▸ **WHAT TO DO**
Here are records with pictures in them. Copy all of them exactly and leave the pictures out.

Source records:

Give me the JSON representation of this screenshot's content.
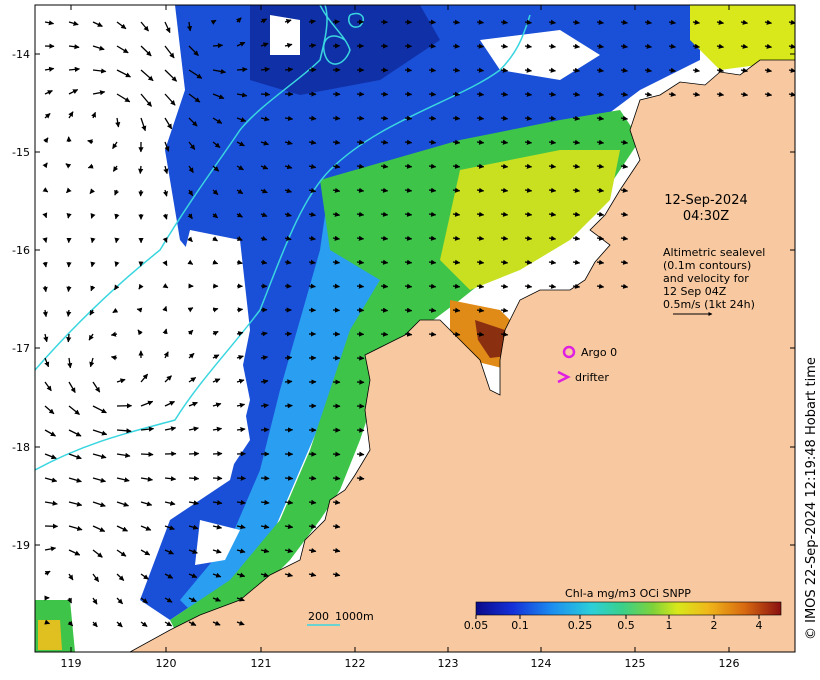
{
  "axes": {
    "y_ticks": [
      "-14",
      "-15",
      "-16",
      "-17",
      "-18",
      "-19"
    ],
    "x_ticks": [
      "119",
      "120",
      "121",
      "122",
      "123",
      "124",
      "125",
      "126"
    ]
  },
  "annotations": {
    "date": "12-Sep-2024",
    "time": "04:30Z",
    "sealevel_lines": [
      "Altimetric sealevel",
      "(0.1m contours)",
      "and velocity for",
      "12 Sep 04Z",
      "0.5m/s (1kt 24h)"
    ],
    "argo_label": "Argo 0",
    "drifter_label": "drifter",
    "depth_200": "200",
    "depth_1000": "1000m",
    "credit": "© IMOS 22-Sep-2024 12:19:48 Hobart time"
  },
  "colorbar": {
    "title": "Chl-a mg/m3 OCi SNPP",
    "ticks": [
      "0.05",
      "0.1",
      "0.25",
      "0.5",
      "1",
      "2",
      "4"
    ]
  },
  "colors": {
    "land": "#f8c9a0",
    "contour": "#3ad6e0",
    "marker": "#e020e0"
  }
}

▸ **RESPONSE FOR THIS EXERCISE**
Give me the JSON representation of this screenshot's content.
{
  "axes": {
    "y_ticks": [
      "-14",
      "-15",
      "-16",
      "-17",
      "-18",
      "-19"
    ],
    "x_ticks": [
      "119",
      "120",
      "121",
      "122",
      "123",
      "124",
      "125",
      "126"
    ]
  },
  "annotations": {
    "date": "12-Sep-2024",
    "time": "04:30Z",
    "sealevel_lines": [
      "Altimetric sealevel",
      "(0.1m contours)",
      "and velocity for",
      "12 Sep 04Z",
      "0.5m/s (1kt 24h)"
    ],
    "argo_label": "Argo 0",
    "drifter_label": "drifter",
    "depth_200": "200",
    "depth_1000": "1000m",
    "credit": "© IMOS 22-Sep-2024 12:19:48 Hobart time"
  },
  "colorbar": {
    "title": "Chl-a mg/m3 OCi SNPP",
    "ticks": [
      "0.05",
      "0.1",
      "0.25",
      "0.5",
      "1",
      "2",
      "4"
    ]
  },
  "colors": {
    "land": "#f8c9a0",
    "contour": "#3ad6e0",
    "marker": "#e020e0"
  }
}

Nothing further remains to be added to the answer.